Exercise task: Repeat every entry in the listing below, exactly.

Stored data:

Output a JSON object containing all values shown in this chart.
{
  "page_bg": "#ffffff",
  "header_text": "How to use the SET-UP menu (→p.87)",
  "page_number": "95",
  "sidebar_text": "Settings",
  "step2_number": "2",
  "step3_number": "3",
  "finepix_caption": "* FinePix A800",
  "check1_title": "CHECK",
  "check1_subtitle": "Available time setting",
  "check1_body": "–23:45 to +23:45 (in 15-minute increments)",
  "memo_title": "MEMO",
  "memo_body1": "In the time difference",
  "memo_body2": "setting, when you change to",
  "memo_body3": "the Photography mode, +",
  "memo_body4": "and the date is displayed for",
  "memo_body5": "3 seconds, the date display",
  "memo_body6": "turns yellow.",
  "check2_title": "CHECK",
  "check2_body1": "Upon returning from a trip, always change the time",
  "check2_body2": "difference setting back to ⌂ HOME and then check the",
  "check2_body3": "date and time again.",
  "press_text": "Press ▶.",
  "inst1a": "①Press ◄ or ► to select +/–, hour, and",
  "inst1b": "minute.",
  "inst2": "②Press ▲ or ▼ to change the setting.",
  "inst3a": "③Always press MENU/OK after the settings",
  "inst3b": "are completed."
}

Correct response:
Output a JSON object containing all values shown in this chart.
{
  "page_bg": "#ffffff",
  "header_text": "How to use the SET-UP menu (→p.87)",
  "page_number": "95",
  "sidebar_text": "Settings",
  "step2_number": "2",
  "step3_number": "3",
  "finepix_caption": "* FinePix A800",
  "check1_title": "CHECK",
  "check1_subtitle": "Available time setting",
  "check1_body": "–23:45 to +23:45 (in 15-minute increments)",
  "memo_title": "MEMO",
  "memo_body1": "In the time difference",
  "memo_body2": "setting, when you change to",
  "memo_body3": "the Photography mode, +",
  "memo_body4": "and the date is displayed for",
  "memo_body5": "3 seconds, the date display",
  "memo_body6": "turns yellow.",
  "check2_title": "CHECK",
  "check2_body1": "Upon returning from a trip, always change the time",
  "check2_body2": "difference setting back to ⌂ HOME and then check the",
  "check2_body3": "date and time again.",
  "press_text": "Press ▶.",
  "inst1a": "①Press ◄ or ► to select +/–, hour, and",
  "inst1b": "minute.",
  "inst2": "②Press ▲ or ▼ to change the setting.",
  "inst3a": "③Always press MENU/OK after the settings",
  "inst3b": "are completed."
}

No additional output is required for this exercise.